## Task objective
Whenever the string "citizens" turns up in a line below, that line should be copied.

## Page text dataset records

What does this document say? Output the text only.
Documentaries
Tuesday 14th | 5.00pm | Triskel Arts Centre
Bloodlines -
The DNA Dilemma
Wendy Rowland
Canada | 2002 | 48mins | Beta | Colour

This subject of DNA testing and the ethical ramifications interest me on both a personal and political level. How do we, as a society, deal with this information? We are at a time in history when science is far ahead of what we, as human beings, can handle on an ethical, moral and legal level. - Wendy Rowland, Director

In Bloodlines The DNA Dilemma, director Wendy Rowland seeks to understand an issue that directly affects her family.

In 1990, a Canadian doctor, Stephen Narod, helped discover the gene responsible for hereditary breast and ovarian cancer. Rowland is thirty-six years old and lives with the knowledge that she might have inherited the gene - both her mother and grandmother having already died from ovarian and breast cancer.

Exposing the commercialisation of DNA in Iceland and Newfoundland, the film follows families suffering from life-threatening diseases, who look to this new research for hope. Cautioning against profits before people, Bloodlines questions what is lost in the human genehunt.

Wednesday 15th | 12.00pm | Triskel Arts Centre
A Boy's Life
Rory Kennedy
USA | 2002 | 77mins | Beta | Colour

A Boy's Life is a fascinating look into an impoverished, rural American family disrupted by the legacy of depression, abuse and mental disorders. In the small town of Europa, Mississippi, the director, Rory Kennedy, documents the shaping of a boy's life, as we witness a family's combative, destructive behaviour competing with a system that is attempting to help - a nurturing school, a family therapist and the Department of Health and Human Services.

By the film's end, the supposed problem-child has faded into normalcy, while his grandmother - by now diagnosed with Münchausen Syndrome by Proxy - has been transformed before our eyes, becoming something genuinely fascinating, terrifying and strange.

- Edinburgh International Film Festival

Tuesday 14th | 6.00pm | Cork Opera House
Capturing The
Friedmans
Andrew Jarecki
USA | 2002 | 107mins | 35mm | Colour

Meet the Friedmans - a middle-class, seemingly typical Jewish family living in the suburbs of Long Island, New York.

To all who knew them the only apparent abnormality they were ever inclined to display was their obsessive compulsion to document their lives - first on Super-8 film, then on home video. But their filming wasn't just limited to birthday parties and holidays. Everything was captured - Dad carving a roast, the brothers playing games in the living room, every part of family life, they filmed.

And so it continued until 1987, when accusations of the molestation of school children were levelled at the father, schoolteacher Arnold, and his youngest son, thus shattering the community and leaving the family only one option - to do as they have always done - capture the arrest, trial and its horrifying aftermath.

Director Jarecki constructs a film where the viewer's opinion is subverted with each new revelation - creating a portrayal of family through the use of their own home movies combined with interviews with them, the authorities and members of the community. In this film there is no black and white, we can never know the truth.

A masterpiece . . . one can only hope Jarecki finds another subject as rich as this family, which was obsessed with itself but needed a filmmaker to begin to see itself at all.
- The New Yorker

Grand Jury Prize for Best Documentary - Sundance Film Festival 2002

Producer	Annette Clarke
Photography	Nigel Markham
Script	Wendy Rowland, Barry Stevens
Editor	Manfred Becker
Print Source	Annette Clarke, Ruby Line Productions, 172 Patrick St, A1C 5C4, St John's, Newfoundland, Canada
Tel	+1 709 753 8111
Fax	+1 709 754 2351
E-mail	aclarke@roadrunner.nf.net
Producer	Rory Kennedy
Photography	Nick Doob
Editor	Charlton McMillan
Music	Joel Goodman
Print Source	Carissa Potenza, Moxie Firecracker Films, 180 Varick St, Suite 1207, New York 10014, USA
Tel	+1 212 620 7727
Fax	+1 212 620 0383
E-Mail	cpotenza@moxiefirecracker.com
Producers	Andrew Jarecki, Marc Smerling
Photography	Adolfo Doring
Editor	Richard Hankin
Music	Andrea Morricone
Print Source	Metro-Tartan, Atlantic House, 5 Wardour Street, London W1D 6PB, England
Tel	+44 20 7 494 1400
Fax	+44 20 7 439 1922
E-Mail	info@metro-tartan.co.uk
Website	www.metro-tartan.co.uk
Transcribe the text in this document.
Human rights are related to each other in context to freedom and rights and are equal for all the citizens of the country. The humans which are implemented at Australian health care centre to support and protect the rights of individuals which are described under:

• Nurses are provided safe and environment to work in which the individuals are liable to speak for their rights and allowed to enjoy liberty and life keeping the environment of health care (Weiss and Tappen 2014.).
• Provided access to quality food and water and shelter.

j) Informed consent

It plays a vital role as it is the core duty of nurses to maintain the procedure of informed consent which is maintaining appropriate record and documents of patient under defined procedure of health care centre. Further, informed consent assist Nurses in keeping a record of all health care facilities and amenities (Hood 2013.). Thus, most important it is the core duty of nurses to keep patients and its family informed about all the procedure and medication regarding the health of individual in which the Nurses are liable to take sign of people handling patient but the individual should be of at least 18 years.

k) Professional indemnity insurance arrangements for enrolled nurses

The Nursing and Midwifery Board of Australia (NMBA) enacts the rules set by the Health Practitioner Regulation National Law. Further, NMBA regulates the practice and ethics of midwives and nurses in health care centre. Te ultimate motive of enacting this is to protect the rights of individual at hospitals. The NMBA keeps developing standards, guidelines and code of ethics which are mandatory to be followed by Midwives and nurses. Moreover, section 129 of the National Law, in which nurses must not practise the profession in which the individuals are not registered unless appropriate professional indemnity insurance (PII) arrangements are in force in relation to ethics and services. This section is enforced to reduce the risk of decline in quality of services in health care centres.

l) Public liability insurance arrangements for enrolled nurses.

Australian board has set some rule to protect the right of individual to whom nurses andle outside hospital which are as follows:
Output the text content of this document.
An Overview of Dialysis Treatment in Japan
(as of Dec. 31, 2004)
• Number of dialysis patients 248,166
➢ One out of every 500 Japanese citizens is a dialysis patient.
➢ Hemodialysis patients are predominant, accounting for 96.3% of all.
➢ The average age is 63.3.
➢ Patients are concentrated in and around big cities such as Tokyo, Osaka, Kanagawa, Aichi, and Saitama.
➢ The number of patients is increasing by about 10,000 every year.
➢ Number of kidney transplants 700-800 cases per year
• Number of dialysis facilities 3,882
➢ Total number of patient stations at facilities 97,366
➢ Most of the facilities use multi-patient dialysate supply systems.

## Exercise response
Human rights are related to each other in context to freedom and rights and are equal for all the citizens of the country. The humans which are implemented at Australian health care centre to support and protect the rights of individuals which are described under:
➢ One out of every 500 Japanese citizens is a dialysis patient.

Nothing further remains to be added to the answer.